Copy the records below exactly, leaving out any pictures.

[Items from a data source]
========================================================================

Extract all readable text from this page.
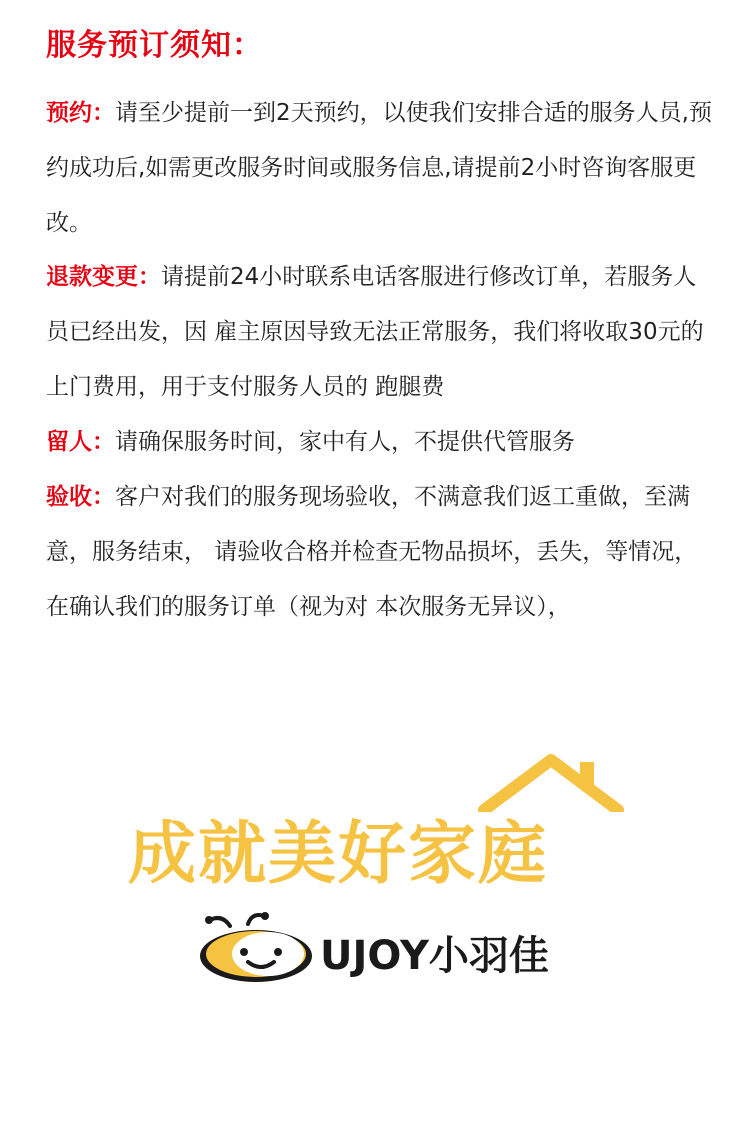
服务预订须知：
预约：请至少提前一到2天预约，以使我们安排合适的服务人员,预约成功后,如需更改服务时间或服务信息,请提前2小时咨询客服更改。
退款变更：请提前24小时联系电话客服进行修改订单，若服务人员已经出发，因 雇主原因导致无法正常服务，我们将收取30元的上门费用，用于支付服务人员的 跑腿费
留人：请确保服务时间，家中有人，不提供代管服务
验收：客户对我们的服务现场验收，不满意我们返工重做，至满意，服务结束， 请验收合格并检查无物品损坏，丢失，等情况，在确认我们的服务订单（视为对 本次服务无异议），
成就美好家庭
UJOY小羽佳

========================================================================

* **Task output**
Extract all readable text from this page.
服务预订须知：
预约：请至少提前一到2天预约，以使我们安排合适的服务人员,预约成功后,如需更改服务时间或服务信息,请提前2小时咨询客服更改。
退款变更：请提前24小时联系电话客服进行修改订单，若服务人员已经出发，因 雇主原因导致无法正常服务，我们将收取30元的上门费用，用于支付服务人员的 跑腿费
留人：请确保服务时间，家中有人，不提供代管服务
验收：客户对我们的服务现场验收，不满意我们返工重做，至满意，服务结束， 请验收合格并检查无物品损坏，丢失，等情况，在确认我们的服务订单（视为对 本次服务无异议），
成就美好家庭
UJOY小羽佳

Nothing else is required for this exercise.